>> BEGIN Task inputs

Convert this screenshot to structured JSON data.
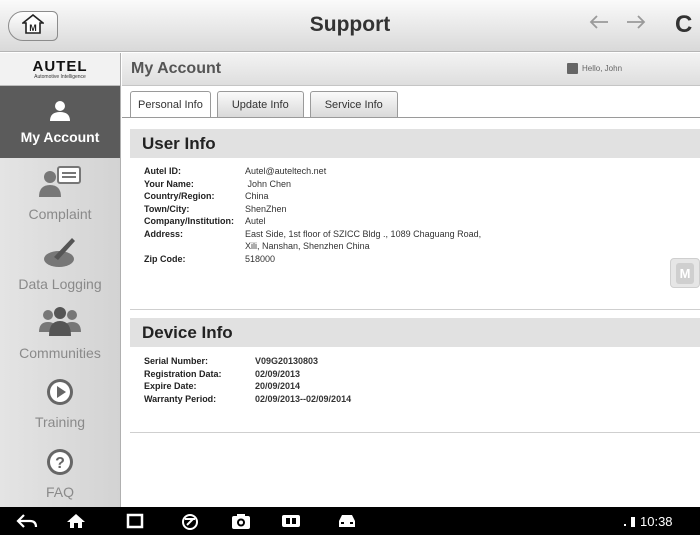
{
  "topbar": {
    "title": "Support",
    "home_icon": "home-icon",
    "back_icon": "arrow-left-icon",
    "forward_icon": "arrow-right-icon",
    "refresh_label": "C"
  },
  "sidebar": {
    "logo_main": "AUTEL",
    "logo_sub": "Automotive Intelligence",
    "items": [
      {
        "label": "My Account",
        "icon": "person-icon",
        "active": true
      },
      {
        "label": "Complaint",
        "icon": "complaint-icon",
        "active": false
      },
      {
        "label": "Data Logging",
        "icon": "data-logging-icon",
        "active": false
      },
      {
        "label": "Communities",
        "icon": "communities-icon",
        "active": false
      },
      {
        "label": "Training",
        "icon": "play-icon",
        "active": false
      },
      {
        "label": "FAQ",
        "icon": "question-icon",
        "active": false
      }
    ]
  },
  "main": {
    "header_title": "My Account",
    "greeting": "Hello, John",
    "tabs": [
      {
        "label": "Personal Info",
        "active": true
      },
      {
        "label": "Update Info",
        "active": false
      },
      {
        "label": "Service Info",
        "active": false
      }
    ],
    "user_info": {
      "title": "User Info",
      "rows": [
        {
          "label": "Autel ID:",
          "value": "Autel@auteltech.net"
        },
        {
          "label": "Your Name:",
          "value": " John Chen"
        },
        {
          "label": "Country/Region:",
          "value": "China"
        },
        {
          "label": "Town/City:",
          "value": "ShenZhen"
        },
        {
          "label": "Company/Institution:",
          "value": "Autel"
        },
        {
          "label": "Address:",
          "value": "East Side, 1st floor of SZICC Bldg ., 1089 Chaguang Road,",
          "value2": "Xili, Nanshan, Shenzhen China"
        },
        {
          "label": "Zip Code:",
          "value": "518000"
        }
      ]
    },
    "device_info": {
      "title": "Device Info",
      "rows": [
        {
          "label": "Serial Number:",
          "value": "V09G20130803"
        },
        {
          "label": "Registration Data:",
          "value": "02/09/2013"
        },
        {
          "label": "Expire Date:",
          "value": "20/09/2014"
        },
        {
          "label": "Warranty Period:",
          "value": "02/09/2013--02/09/2014"
        }
      ]
    },
    "floating_button": "M"
  },
  "system_bar": {
    "time": "10:38",
    "icons": [
      "back-icon",
      "home-icon",
      "recents-icon",
      "browser-icon",
      "camera-icon",
      "vci-icon",
      "car-icon"
    ]
  },
  "colors": {
    "sidebar_active": "#5b5b5b",
    "section_header": "#e1e1e1",
    "system_bar": "#000000"
  }
}
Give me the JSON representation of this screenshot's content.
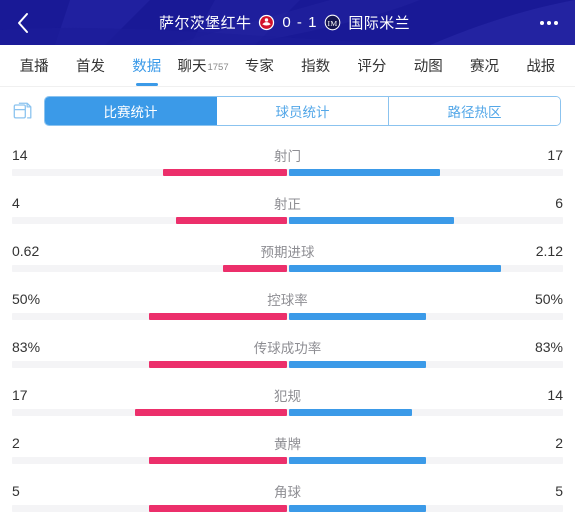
{
  "header": {
    "back_icon": "chevron-left-icon",
    "more_icon": "more-horizontal-icon",
    "home_team": "萨尔茨堡红牛",
    "away_team": "国际米兰",
    "score": "0 - 1",
    "home_logo": "salzburg-crest-icon",
    "away_logo": "inter-milan-crest-icon",
    "bg_color": "#191996"
  },
  "nav": {
    "items": [
      {
        "label": "直播",
        "sup": "",
        "active": false
      },
      {
        "label": "首发",
        "sup": "",
        "active": false
      },
      {
        "label": "数据",
        "sup": "",
        "active": true
      },
      {
        "label": "聊天",
        "sup": "1757",
        "active": false
      },
      {
        "label": "专家",
        "sup": "",
        "active": false
      },
      {
        "label": "指数",
        "sup": "",
        "active": false
      },
      {
        "label": "评分",
        "sup": "",
        "active": false
      },
      {
        "label": "动图",
        "sup": "",
        "active": false
      },
      {
        "label": "赛况",
        "sup": "",
        "active": false
      },
      {
        "label": "战报",
        "sup": "",
        "active": false
      }
    ],
    "active_color": "#3b9ae8"
  },
  "toolbar": {
    "doc_icon": "document-copy-icon",
    "segments": [
      {
        "label": "比赛统计",
        "active": true
      },
      {
        "label": "球员统计",
        "active": false
      },
      {
        "label": "路径热区",
        "active": false
      }
    ]
  },
  "chart_data": {
    "type": "bar",
    "title": "比赛统计",
    "orientation": "diverging-horizontal",
    "left_color": "#ec2f6b",
    "right_color": "#3b9ae8",
    "track_color": "#f4f4f6",
    "series": [
      {
        "name": "萨尔茨堡红牛",
        "side": "left",
        "color": "#ec2f6b"
      },
      {
        "name": "国际米兰",
        "side": "right",
        "color": "#3b9ae8"
      }
    ],
    "categories": [
      "射门",
      "射正",
      "预期进球",
      "控球率",
      "传球成功率",
      "犯规",
      "黄牌",
      "角球"
    ],
    "rows": [
      {
        "label": "射门",
        "left": "14",
        "right": "17",
        "left_pct": 45,
        "right_pct": 55
      },
      {
        "label": "射正",
        "left": "4",
        "right": "6",
        "left_pct": 40,
        "right_pct": 60
      },
      {
        "label": "预期进球",
        "left": "0.62",
        "right": "2.12",
        "left_pct": 23,
        "right_pct": 77
      },
      {
        "label": "控球率",
        "left": "50%",
        "right": "50%",
        "left_pct": 50,
        "right_pct": 50
      },
      {
        "label": "传球成功率",
        "left": "83%",
        "right": "83%",
        "left_pct": 50,
        "right_pct": 50
      },
      {
        "label": "犯规",
        "left": "17",
        "right": "14",
        "left_pct": 55,
        "right_pct": 45
      },
      {
        "label": "黄牌",
        "left": "2",
        "right": "2",
        "left_pct": 50,
        "right_pct": 50
      },
      {
        "label": "角球",
        "left": "5",
        "right": "5",
        "left_pct": 50,
        "right_pct": 50
      }
    ]
  }
}
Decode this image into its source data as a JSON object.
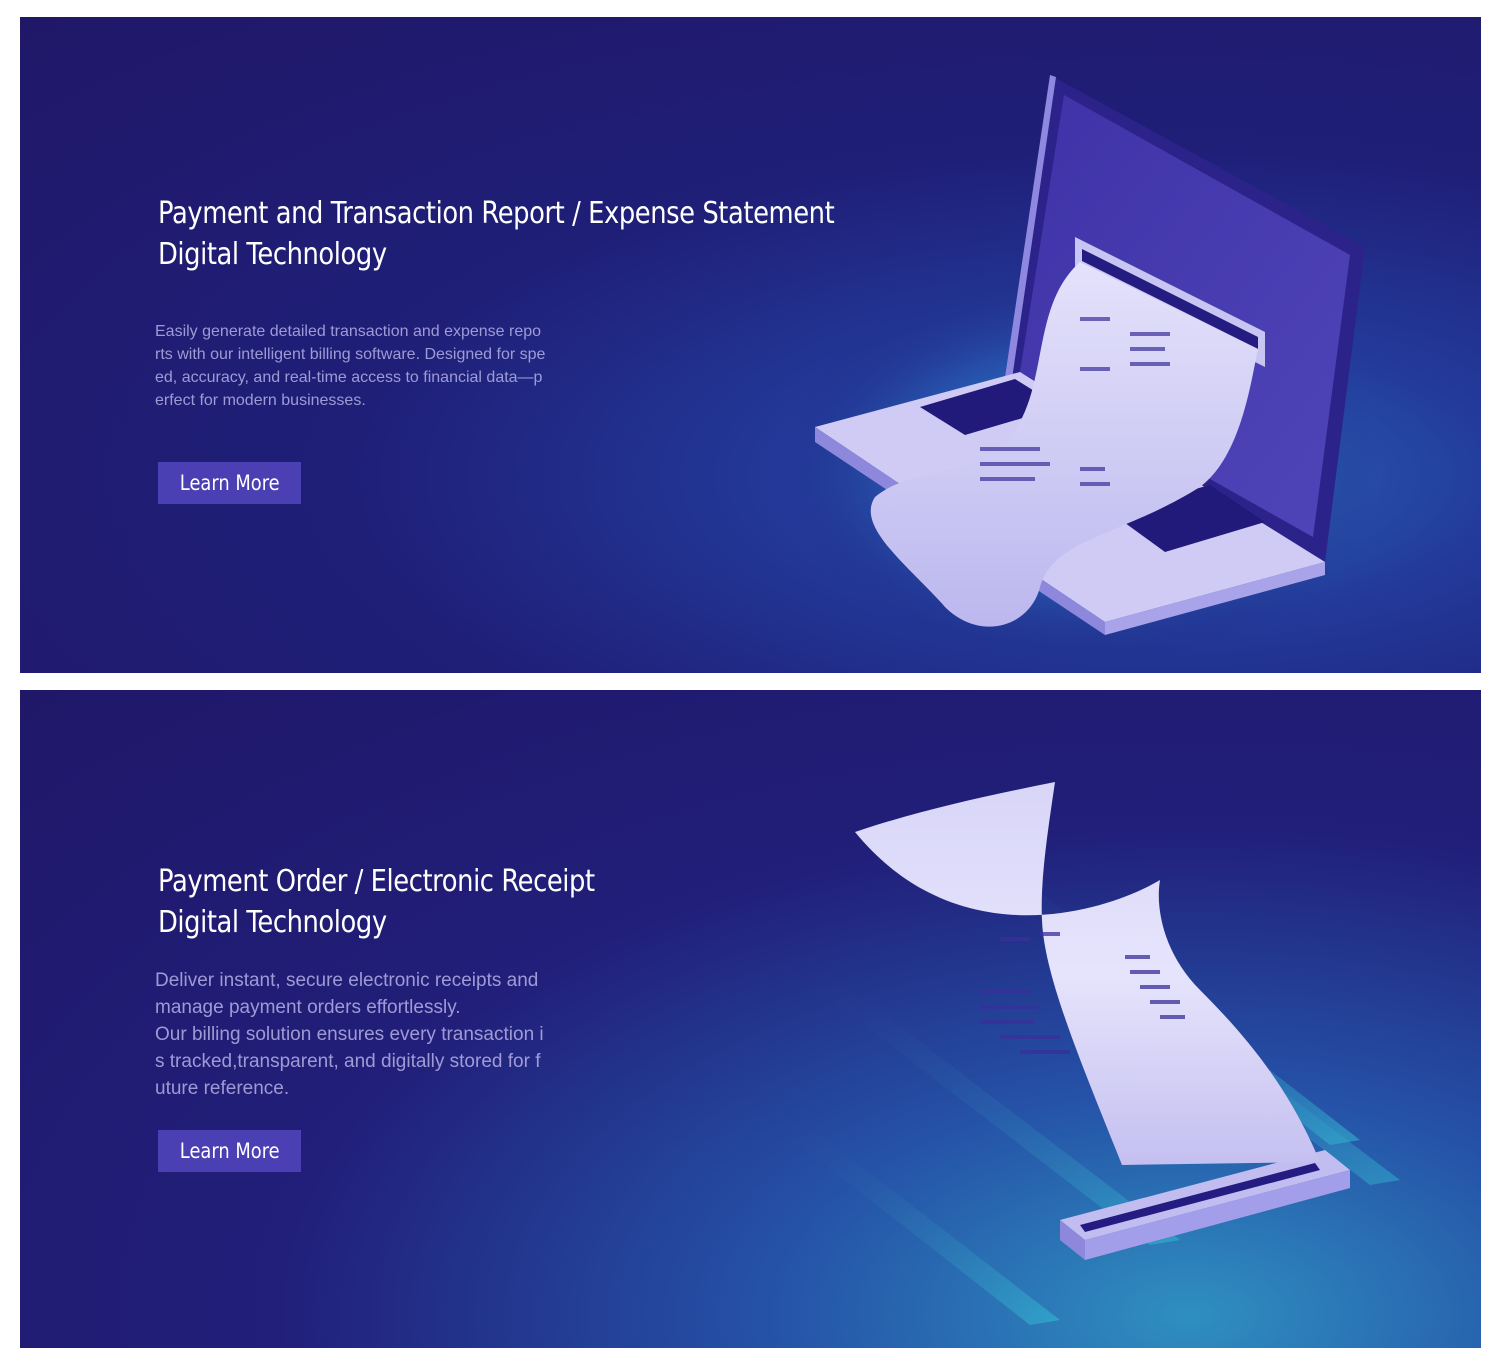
{
  "banners": [
    {
      "title_line1": "Payment and Transaction Report / Expense Statement",
      "title_line2": "Digital Technology",
      "description_lines": [
        "Easily generate detailed transaction and expense repo",
        "rts with our intelligent billing software. Designed for spe",
        "ed, accuracy, and real-time access to financial data—p",
        "erfect for modern businesses."
      ],
      "button_label": "Learn More",
      "illustration_icon": "laptop-receipt-icon"
    },
    {
      "title_line1": "Payment Order / Electronic Receipt",
      "title_line2": "Digital Technology",
      "description_lines": [
        "Deliver instant, secure electronic receipts and",
        "manage payment orders effortlessly.",
        "Our billing solution ensures every transaction i",
        "s tracked,transparent, and digitally stored for f",
        "uture reference."
      ],
      "button_label": "Learn More",
      "illustration_icon": "receipt-scroll-icon"
    }
  ],
  "colors": {
    "background": "#201768",
    "accent_glow": "#2f8fc0",
    "button": "#4a3fb3",
    "paper": "#d9d6f7",
    "text_primary": "#ffffff",
    "text_secondary": "#b5b0e6"
  }
}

>> END Task inputs

Work required: Omit the pictures. Output every record above word for word.

Answer below:
Convert this screenshot to structured JSON data.
{
  "topbar": {
    "title": "Support",
    "home_icon": "home-icon",
    "back_icon": "arrow-left-icon",
    "forward_icon": "arrow-right-icon",
    "refresh_label": "C"
  },
  "sidebar": {
    "logo_main": "AUTEL",
    "logo_sub": "Automotive Intelligence",
    "items": [
      {
        "label": "My Account",
        "icon": "person-icon",
        "active": true
      },
      {
        "label": "Complaint",
        "icon": "complaint-icon",
        "active": false
      },
      {
        "label": "Data Logging",
        "icon": "data-logging-icon",
        "active": false
      },
      {
        "label": "Communities",
        "icon": "communities-icon",
        "active": false
      },
      {
        "label": "Training",
        "icon": "play-icon",
        "active": false
      },
      {
        "label": "FAQ",
        "icon": "question-icon",
        "active": false
      }
    ]
  },
  "main": {
    "header_title": "My Account",
    "greeting": "Hello, John",
    "tabs": [
      {
        "label": "Personal Info",
        "active": true
      },
      {
        "label": "Update Info",
        "active": false
      },
      {
        "label": "Service Info",
        "active": false
      }
    ],
    "user_info": {
      "title": "User Info",
      "rows": [
        {
          "label": "Autel ID:",
          "value": "Autel@auteltech.net"
        },
        {
          "label": "Your Name:",
          "value": " John Chen"
        },
        {
          "label": "Country/Region:",
          "value": "China"
        },
        {
          "label": "Town/City:",
          "value": "ShenZhen"
        },
        {
          "label": "Company/Institution:",
          "value": "Autel"
        },
        {
          "label": "Address:",
          "value": "East Side, 1st floor of SZICC Bldg ., 1089 Chaguang Road,",
          "value2": "Xili, Nanshan, Shenzhen China"
        },
        {
          "label": "Zip Code:",
          "value": "518000"
        }
      ]
    },
    "device_info": {
      "title": "Device Info",
      "rows": [
        {
          "label": "Serial Number:",
          "value": "V09G20130803"
        },
        {
          "label": "Registration Data:",
          "value": "02/09/2013"
        },
        {
          "label": "Expire Date:",
          "value": "20/09/2014"
        },
        {
          "label": "Warranty Period:",
          "value": "02/09/2013--02/09/2014"
        }
      ]
    },
    "floating_button": "M"
  },
  "system_bar": {
    "time": "10:38",
    "icons": [
      "back-icon",
      "home-icon",
      "recents-icon",
      "browser-icon",
      "camera-icon",
      "vci-icon",
      "car-icon"
    ]
  },
  "colors": {
    "sidebar_active": "#5b5b5b",
    "section_header": "#e1e1e1",
    "system_bar": "#000000"
  }
}
Give me the JSON representation of this screenshot's content.
{
  "header": {
    "back_icon": "chevron-left-icon",
    "more_icon": "more-horizontal-icon",
    "home_team": "萨尔茨堡红牛",
    "away_team": "国际米兰",
    "score": "0 - 1",
    "home_logo": "salzburg-crest-icon",
    "away_logo": "inter-milan-crest-icon",
    "bg_color": "#191996"
  },
  "nav": {
    "items": [
      {
        "label": "直播",
        "sup": "",
        "active": false
      },
      {
        "label": "首发",
        "sup": "",
        "active": false
      },
      {
        "label": "数据",
        "sup": "",
        "active": true
      },
      {
        "label": "聊天",
        "sup": "1757",
        "active": false
      },
      {
        "label": "专家",
        "sup": "",
        "active": false
      },
      {
        "label": "指数",
        "sup": "",
        "active": false
      },
      {
        "label": "评分",
        "sup": "",
        "active": false
      },
      {
        "label": "动图",
        "sup": "",
        "active": false
      },
      {
        "label": "赛况",
        "sup": "",
        "active": false
      },
      {
        "label": "战报",
        "sup": "",
        "active": false
      }
    ],
    "active_color": "#3b9ae8"
  },
  "toolbar": {
    "doc_icon": "document-copy-icon",
    "segments": [
      {
        "label": "比赛统计",
        "active": true
      },
      {
        "label": "球员统计",
        "active": false
      },
      {
        "label": "路径热区",
        "active": false
      }
    ]
  },
  "chart_data": {
    "type": "bar",
    "title": "比赛统计",
    "orientation": "diverging-horizontal",
    "left_color": "#ec2f6b",
    "right_color": "#3b9ae8",
    "track_color": "#f4f4f6",
    "series": [
      {
        "name": "萨尔茨堡红牛",
        "side": "left",
        "color": "#ec2f6b"
      },
      {
        "name": "国际米兰",
        "side": "right",
        "color": "#3b9ae8"
      }
    ],
    "categories": [
      "射门",
      "射正",
      "预期进球",
      "控球率",
      "传球成功率",
      "犯规",
      "黄牌",
      "角球"
    ],
    "rows": [
      {
        "label": "射门",
        "left": "14",
        "right": "17",
        "left_pct": 45,
        "right_pct": 55
      },
      {
        "label": "射正",
        "left": "4",
        "right": "6",
        "left_pct": 40,
        "right_pct": 60
      },
      {
        "label": "预期进球",
        "left": "0.62",
        "right": "2.12",
        "left_pct": 23,
        "right_pct": 77
      },
      {
        "label": "控球率",
        "left": "50%",
        "right": "50%",
        "left_pct": 50,
        "right_pct": 50
      },
      {
        "label": "传球成功率",
        "left": "83%",
        "right": "83%",
        "left_pct": 50,
        "right_pct": 50
      },
      {
        "label": "犯规",
        "left": "17",
        "right": "14",
        "left_pct": 55,
        "right_pct": 45
      },
      {
        "label": "黄牌",
        "left": "2",
        "right": "2",
        "left_pct": 50,
        "right_pct": 50
      },
      {
        "label": "角球",
        "left": "5",
        "right": "5",
        "left_pct": 50,
        "right_pct": 50
      }
    ]
  }
}
Decode this image into its source data as a JSON object.
{
  "banners": [
    {
      "title_line1": "Payment and Transaction Report / Expense Statement",
      "title_line2": "Digital Technology",
      "description_lines": [
        "Easily generate detailed transaction and expense repo",
        "rts with our intelligent billing software. Designed for spe",
        "ed, accuracy, and real-time access to financial data—p",
        "erfect for modern businesses."
      ],
      "button_label": "Learn More",
      "illustration_icon": "laptop-receipt-icon"
    },
    {
      "title_line1": "Payment Order / Electronic Receipt",
      "title_line2": "Digital Technology",
      "description_lines": [
        "Deliver instant, secure electronic receipts and",
        "manage payment orders effortlessly.",
        "Our billing solution ensures every transaction i",
        "s tracked,transparent, and digitally stored for f",
        "uture reference."
      ],
      "button_label": "Learn More",
      "illustration_icon": "receipt-scroll-icon"
    }
  ],
  "colors": {
    "background": "#201768",
    "accent_glow": "#2f8fc0",
    "button": "#4a3fb3",
    "paper": "#d9d6f7",
    "text_primary": "#ffffff",
    "text_secondary": "#b5b0e6"
  }
}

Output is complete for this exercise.